_Exercise:_ Scan the following material for the string "индустриальных" and copy each line in which it appears.

BEGIN Stored rows

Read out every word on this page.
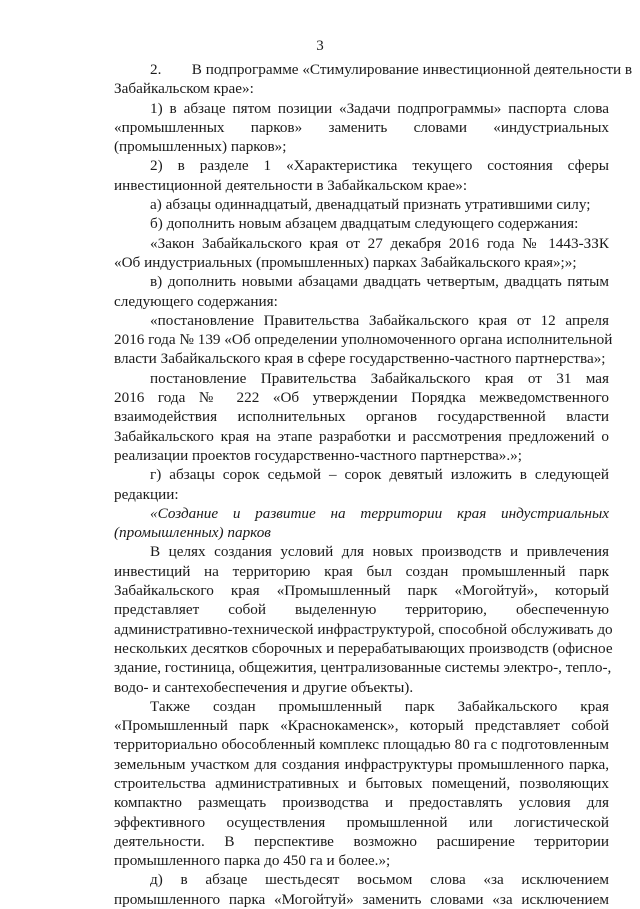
3
2.  В подпрограмме «Стимулирование инвестиционной деятельности в
Забайкальском крае»:
1) в абзаце пятом позиции «Задачи подпрограммы» паспорта слова
«промышленных парков» заменить словами «индустриальных
(промышленных) парков»;
2) в разделе 1 «Характеристика текущего состояния сферы
инвестиционной деятельности в Забайкальском крае»:
а) абзацы одиннадцатый, двенадцатый признать утратившими силу;
б) дополнить новым абзацем двадцатым следующего содержания:
«Закон Забайкальского края от 27 декабря 2016 года № 1443-ЗЗК
«Об индустриальных (промышленных) парках Забайкальского края»;»;
в) дополнить новыми абзацами двадцать четвертым, двадцать пятым
следующего содержания:
«постановление Правительства Забайкальского края от 12 апреля
2016 года № 139 «Об определении уполномоченного органа исполнительной
власти Забайкальского края в сфере государственно-частного партнерства»;
постановление Правительства Забайкальского края от 31 мая
2016 года № 222 «Об утверждении Порядка межведомственного
взаимодействия исполнительных органов государственной власти
Забайкальского края на этапе разработки и рассмотрения предложений о
реализации проектов государственно-частного партнерства».»;
г) абзацы сорок седьмой – сорок девятый изложить в следующей
редакции:
«Создание и развитие на территории края индустриальных
(промышленных) парков
В целях создания условий для новых производств и привлечения
инвестиций на территорию края был создан промышленный парк
Забайкальского края «Промышленный парк «Могойтуй», который
представляет собой выделенную территорию, обеспеченную
административно-технической инфраструктурой, способной обслуживать до
нескольких десятков сборочных и перерабатывающих производств (офисное
здание, гостиница, общежития, централизованные системы электро-, тепло-,
водо- и сантехобеспечения и другие объекты).
Также создан промышленный парк Забайкальского края
«Промышленный парк «Краснокаменск», который представляет собой
территориально обособленный комплекс площадью 80 га с подготовленным
земельным участком для создания инфраструктуры промышленного парка,
строительства административных и бытовых помещений, позволяющих
компактно размещать производства и предоставлять условия для
эффективного осуществления промышленной или логистической
деятельности. В перспективе возможно расширение территории
промышленного парка до 450 га и более.»;
д) в абзаце шестьдесят восьмом слова «за исключением
промышленного парка «Могойтуй» заменить словами «за исключением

END Stored rows

_Correct answer:_
«промышленных парков» заменить словами «индустриальных
«Об индустриальных (промышленных) парках Забайкальского края»;»;
«Создание и развитие на территории края индустриальных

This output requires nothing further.